■ **Data for the task**:
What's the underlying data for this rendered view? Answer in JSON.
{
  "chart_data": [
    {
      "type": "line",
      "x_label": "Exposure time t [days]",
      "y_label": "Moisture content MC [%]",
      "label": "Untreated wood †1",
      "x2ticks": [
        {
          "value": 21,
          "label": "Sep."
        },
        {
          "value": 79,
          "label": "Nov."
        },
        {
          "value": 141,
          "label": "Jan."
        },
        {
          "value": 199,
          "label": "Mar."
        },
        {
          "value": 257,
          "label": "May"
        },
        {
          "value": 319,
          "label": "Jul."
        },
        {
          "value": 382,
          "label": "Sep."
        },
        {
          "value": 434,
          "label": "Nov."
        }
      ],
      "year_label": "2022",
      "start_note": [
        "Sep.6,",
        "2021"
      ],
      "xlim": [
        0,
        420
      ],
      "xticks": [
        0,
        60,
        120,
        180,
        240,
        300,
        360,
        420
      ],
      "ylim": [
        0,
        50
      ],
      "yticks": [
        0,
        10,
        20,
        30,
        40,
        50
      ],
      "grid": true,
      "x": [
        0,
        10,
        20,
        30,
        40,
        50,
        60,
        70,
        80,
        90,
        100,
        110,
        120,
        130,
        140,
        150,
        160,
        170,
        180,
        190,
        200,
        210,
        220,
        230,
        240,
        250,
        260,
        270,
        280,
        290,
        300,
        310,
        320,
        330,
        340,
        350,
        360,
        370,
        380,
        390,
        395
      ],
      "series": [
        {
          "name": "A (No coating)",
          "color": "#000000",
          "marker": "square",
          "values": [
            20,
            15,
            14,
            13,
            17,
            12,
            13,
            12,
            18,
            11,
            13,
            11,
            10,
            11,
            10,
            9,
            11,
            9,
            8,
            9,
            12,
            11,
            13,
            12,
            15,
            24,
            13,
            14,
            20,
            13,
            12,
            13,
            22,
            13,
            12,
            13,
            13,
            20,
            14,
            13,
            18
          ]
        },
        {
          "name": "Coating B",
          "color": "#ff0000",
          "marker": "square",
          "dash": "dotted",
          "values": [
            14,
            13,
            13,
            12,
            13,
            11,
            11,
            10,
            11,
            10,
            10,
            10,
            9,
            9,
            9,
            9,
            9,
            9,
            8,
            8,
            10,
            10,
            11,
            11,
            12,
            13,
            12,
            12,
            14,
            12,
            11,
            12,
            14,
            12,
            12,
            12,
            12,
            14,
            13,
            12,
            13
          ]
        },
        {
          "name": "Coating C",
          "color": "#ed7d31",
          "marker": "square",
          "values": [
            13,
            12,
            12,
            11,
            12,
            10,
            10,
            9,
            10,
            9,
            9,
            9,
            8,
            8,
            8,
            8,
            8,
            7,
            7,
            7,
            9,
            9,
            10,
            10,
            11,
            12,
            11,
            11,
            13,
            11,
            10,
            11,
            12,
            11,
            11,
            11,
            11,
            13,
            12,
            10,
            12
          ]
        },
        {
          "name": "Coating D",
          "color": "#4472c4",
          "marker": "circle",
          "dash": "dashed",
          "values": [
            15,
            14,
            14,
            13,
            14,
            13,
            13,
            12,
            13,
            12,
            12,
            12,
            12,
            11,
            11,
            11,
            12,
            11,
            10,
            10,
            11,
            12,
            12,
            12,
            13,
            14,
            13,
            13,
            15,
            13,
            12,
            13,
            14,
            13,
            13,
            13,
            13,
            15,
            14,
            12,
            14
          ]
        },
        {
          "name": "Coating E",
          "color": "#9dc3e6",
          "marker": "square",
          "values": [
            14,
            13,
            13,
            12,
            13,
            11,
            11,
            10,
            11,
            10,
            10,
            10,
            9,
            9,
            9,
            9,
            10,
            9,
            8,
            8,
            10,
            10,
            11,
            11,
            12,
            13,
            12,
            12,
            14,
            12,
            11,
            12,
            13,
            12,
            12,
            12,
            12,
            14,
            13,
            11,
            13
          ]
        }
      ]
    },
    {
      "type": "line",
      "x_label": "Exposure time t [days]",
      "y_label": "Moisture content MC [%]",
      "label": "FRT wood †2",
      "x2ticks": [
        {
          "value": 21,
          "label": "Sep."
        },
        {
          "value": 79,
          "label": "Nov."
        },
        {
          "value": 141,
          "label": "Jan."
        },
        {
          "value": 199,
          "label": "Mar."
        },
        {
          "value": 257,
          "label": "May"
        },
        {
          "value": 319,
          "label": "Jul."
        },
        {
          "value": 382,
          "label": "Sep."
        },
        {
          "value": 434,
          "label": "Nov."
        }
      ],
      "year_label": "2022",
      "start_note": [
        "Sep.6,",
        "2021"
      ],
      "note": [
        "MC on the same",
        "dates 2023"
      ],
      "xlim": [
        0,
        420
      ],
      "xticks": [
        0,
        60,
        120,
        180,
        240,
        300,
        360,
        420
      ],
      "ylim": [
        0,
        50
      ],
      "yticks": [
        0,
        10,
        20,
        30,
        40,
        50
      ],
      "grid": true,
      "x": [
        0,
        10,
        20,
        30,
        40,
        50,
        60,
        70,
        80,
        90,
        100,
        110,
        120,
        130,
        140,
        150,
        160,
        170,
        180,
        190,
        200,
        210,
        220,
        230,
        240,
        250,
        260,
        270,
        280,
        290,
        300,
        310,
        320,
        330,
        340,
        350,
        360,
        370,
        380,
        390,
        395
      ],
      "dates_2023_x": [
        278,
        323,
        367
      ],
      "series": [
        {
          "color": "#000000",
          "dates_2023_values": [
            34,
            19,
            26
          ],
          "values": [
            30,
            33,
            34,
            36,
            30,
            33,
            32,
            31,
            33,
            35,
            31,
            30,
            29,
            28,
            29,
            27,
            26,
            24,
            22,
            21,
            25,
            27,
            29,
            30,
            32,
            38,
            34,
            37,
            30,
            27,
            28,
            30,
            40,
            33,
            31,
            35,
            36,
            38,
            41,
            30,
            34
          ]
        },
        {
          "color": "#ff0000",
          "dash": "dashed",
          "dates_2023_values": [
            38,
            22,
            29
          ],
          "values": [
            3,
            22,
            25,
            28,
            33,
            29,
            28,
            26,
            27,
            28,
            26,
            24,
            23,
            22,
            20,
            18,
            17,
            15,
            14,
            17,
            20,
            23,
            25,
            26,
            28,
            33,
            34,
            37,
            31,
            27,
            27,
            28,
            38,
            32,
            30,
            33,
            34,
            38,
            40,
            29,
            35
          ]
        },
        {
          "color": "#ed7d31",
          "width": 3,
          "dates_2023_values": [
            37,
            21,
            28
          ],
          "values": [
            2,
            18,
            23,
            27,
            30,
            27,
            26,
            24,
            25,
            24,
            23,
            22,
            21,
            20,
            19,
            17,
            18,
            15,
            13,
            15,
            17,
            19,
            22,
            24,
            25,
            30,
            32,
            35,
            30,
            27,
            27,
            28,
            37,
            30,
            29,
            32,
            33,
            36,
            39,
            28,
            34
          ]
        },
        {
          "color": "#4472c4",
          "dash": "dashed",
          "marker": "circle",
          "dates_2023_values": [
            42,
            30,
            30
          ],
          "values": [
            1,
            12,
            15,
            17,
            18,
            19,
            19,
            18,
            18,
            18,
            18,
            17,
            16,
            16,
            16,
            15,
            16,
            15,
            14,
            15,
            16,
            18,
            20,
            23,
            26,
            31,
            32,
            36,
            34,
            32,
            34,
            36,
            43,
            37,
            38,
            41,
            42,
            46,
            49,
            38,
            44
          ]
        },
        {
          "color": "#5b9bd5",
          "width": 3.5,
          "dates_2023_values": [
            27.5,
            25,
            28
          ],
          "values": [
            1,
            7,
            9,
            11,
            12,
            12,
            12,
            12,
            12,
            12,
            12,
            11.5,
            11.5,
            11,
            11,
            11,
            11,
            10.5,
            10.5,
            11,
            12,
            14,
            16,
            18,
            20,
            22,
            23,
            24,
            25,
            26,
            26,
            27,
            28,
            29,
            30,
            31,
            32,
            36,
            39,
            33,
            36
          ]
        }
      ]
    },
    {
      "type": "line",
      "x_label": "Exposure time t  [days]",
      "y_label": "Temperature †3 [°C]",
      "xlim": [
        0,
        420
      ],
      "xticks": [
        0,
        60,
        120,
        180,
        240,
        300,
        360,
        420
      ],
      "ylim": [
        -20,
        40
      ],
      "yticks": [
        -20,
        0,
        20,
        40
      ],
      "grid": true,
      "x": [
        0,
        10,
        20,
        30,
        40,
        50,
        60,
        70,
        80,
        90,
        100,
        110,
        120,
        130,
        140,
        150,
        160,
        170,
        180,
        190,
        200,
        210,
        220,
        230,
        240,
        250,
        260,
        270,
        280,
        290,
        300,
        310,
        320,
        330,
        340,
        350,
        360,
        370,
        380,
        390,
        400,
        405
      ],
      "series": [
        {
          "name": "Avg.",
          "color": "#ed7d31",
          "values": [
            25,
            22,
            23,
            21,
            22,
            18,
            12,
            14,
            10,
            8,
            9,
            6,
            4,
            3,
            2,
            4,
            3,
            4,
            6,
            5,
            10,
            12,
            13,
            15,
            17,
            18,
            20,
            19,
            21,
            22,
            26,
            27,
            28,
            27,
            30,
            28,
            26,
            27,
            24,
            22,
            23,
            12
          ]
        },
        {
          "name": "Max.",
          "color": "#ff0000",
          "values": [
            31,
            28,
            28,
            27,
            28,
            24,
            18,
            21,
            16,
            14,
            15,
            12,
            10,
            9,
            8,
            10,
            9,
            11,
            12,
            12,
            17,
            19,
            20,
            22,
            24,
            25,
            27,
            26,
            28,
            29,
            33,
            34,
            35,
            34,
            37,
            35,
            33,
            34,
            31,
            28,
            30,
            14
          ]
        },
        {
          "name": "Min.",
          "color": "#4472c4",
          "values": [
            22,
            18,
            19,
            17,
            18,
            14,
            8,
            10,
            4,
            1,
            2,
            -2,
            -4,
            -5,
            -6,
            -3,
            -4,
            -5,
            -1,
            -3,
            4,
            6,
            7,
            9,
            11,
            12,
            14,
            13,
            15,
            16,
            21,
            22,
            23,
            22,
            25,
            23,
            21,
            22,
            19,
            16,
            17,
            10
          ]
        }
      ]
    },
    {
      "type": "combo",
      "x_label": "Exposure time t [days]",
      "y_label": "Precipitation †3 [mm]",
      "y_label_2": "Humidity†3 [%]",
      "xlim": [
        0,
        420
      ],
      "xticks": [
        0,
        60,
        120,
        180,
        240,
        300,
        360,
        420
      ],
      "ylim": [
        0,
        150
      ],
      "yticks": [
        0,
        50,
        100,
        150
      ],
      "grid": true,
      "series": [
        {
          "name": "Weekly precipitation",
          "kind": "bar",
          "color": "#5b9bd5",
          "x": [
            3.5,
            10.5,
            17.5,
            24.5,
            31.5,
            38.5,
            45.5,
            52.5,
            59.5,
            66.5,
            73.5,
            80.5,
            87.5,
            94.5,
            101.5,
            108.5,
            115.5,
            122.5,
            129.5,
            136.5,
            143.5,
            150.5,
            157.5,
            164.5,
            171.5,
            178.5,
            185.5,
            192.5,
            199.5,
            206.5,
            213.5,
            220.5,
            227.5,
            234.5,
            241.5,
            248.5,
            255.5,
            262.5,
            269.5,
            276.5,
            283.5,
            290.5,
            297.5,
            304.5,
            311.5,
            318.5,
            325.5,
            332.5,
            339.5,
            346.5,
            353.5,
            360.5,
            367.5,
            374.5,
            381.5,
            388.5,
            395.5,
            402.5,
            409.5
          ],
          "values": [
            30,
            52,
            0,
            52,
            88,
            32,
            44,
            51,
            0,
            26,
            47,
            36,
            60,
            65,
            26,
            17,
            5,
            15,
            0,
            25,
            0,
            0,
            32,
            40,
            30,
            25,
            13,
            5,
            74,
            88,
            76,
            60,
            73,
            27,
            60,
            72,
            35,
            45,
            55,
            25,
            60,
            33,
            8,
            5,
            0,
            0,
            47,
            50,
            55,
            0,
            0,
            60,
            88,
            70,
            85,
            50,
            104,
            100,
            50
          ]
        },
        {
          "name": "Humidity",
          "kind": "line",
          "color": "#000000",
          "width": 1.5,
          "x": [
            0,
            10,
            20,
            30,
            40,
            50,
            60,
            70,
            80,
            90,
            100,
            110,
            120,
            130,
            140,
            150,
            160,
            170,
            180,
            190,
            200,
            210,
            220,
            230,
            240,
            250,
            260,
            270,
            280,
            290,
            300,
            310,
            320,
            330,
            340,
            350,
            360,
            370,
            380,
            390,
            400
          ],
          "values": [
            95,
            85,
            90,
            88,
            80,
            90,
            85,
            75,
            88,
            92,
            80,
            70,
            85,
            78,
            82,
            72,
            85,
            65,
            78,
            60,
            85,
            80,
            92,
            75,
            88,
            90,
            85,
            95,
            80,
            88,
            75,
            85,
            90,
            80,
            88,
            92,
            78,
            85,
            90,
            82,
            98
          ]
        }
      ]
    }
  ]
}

■ **Task goal**: Using the entries above, find all lines with "wood". Copy them.

■ **Solution to this task**:
      "label": "Untreated wood †1",
      "label": "FRT wood †2",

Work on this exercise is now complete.